• [GIVEN TASK]: Count every line below in which "subtitle" occurs, then give only the count.

(Extracted data entries)
•••
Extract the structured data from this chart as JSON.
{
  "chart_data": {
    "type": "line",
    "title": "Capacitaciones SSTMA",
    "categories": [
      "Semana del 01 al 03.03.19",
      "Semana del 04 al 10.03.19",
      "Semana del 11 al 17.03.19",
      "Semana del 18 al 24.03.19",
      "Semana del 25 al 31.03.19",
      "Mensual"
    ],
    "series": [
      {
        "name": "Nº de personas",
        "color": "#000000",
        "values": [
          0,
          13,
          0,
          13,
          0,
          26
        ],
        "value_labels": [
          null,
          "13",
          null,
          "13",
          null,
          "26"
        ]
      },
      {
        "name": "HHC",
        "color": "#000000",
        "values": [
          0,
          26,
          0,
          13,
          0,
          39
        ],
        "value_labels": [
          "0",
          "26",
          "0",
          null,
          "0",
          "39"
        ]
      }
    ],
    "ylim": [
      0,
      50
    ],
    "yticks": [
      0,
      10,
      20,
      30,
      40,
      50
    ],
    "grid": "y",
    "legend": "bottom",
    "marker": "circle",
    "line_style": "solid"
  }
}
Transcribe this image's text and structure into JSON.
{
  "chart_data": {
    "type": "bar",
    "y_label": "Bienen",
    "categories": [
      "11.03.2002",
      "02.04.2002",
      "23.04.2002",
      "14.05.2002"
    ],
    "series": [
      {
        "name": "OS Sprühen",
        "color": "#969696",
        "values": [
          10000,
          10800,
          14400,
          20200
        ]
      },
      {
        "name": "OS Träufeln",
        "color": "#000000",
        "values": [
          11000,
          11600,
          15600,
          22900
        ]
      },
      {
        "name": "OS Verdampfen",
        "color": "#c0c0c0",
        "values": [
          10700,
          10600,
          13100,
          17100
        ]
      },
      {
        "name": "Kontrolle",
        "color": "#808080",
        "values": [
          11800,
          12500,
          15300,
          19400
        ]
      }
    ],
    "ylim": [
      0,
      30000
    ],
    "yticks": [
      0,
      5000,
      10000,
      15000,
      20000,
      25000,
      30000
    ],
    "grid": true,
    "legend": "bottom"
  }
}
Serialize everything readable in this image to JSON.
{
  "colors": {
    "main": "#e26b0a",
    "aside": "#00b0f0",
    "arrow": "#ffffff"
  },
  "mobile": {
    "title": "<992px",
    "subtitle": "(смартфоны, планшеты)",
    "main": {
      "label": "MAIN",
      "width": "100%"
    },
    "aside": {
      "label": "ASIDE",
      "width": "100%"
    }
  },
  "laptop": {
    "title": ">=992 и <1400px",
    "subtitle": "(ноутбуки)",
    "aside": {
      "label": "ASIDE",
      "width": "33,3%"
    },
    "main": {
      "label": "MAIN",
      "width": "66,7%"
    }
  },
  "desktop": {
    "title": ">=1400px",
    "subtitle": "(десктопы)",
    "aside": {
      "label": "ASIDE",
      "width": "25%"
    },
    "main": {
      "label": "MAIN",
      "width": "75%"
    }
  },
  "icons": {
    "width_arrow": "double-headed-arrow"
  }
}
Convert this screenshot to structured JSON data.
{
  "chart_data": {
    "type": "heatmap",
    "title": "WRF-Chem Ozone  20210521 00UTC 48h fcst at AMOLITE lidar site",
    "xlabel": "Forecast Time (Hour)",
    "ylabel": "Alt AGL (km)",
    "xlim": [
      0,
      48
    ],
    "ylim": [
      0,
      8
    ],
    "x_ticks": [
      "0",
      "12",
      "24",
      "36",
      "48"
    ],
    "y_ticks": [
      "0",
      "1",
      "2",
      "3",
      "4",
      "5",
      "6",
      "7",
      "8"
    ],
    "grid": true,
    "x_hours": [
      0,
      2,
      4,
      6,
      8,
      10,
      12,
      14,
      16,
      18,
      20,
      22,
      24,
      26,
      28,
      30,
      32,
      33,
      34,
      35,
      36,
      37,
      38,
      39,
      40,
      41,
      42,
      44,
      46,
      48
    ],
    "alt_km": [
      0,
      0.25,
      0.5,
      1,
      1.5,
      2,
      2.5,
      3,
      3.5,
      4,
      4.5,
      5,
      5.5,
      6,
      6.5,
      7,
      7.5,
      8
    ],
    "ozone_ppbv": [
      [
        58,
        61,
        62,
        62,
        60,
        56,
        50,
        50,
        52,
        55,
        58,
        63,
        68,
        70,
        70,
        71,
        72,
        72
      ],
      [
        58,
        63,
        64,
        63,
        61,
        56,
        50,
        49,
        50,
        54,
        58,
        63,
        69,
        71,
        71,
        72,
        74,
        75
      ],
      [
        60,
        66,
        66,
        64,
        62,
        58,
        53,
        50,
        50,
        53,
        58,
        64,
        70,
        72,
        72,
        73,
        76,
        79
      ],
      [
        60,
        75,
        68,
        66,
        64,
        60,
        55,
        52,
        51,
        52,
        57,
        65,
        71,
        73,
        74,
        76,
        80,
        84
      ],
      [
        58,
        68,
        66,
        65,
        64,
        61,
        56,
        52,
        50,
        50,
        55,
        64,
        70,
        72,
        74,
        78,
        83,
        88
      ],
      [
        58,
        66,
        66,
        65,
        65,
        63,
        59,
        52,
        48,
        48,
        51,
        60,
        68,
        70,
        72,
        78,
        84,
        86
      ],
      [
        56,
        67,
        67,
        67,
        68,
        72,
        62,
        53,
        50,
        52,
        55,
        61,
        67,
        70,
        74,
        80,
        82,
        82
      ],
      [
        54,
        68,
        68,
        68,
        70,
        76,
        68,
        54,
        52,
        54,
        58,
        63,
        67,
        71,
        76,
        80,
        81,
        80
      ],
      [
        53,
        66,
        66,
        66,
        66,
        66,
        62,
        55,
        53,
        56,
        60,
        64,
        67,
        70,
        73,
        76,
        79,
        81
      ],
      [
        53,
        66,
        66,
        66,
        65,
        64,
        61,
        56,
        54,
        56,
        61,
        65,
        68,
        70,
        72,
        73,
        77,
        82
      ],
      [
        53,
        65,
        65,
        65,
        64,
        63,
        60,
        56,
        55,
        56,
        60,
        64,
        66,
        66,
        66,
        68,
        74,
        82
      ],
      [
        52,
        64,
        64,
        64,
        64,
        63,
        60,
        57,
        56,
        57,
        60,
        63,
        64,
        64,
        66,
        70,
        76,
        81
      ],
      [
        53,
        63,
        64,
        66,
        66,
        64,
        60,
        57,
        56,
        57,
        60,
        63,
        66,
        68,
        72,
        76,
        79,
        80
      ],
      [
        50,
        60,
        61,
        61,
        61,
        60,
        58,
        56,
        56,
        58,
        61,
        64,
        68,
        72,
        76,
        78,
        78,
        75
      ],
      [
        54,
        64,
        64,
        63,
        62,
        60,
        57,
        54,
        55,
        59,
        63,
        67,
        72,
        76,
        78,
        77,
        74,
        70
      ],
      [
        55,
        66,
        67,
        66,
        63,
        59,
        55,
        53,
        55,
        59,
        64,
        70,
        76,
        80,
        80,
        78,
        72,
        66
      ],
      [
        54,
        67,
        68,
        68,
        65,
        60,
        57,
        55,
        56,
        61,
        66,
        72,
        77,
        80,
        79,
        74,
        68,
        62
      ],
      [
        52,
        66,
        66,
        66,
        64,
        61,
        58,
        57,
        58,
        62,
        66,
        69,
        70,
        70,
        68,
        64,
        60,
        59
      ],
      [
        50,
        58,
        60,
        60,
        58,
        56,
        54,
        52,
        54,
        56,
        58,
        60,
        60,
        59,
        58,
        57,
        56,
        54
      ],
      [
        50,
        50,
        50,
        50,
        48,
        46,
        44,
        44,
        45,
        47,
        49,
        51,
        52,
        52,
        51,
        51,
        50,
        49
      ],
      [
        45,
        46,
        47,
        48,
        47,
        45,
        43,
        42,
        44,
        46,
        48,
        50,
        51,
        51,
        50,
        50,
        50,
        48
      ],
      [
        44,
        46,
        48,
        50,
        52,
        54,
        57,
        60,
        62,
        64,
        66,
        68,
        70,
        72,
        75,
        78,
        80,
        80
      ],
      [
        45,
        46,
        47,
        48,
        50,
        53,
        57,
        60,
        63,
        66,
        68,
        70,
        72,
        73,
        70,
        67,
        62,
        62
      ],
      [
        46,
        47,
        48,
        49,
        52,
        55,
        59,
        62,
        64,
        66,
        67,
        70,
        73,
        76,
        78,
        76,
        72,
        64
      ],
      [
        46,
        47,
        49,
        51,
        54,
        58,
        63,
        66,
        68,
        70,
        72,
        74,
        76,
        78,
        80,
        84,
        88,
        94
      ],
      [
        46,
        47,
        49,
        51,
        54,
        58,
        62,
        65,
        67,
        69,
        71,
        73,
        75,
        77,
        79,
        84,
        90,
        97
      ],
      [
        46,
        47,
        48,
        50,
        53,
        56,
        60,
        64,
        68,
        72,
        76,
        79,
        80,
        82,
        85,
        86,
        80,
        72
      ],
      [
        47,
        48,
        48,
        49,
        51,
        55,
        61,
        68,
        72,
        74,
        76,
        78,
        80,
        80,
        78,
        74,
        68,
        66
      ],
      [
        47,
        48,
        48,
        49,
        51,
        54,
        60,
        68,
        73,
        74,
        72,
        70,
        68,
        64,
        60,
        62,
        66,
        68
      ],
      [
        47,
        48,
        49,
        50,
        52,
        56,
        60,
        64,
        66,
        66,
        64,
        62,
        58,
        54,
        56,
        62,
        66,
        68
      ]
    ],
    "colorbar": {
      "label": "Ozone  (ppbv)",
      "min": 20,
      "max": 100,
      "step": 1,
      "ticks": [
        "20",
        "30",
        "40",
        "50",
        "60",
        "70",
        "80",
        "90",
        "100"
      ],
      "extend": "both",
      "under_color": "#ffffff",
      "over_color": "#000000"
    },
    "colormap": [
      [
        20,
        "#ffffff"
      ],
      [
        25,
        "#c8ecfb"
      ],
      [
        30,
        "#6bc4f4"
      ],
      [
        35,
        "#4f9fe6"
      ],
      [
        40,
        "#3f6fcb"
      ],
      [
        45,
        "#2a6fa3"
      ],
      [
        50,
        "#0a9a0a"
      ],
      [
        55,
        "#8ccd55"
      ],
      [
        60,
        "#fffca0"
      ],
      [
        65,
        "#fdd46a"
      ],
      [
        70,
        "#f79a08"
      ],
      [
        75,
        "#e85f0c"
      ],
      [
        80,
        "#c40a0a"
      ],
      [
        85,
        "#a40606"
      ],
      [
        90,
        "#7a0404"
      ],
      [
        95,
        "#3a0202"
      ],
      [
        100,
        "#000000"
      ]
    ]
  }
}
•••
• [SOLUTION FOR THIS PROBLEM]: 3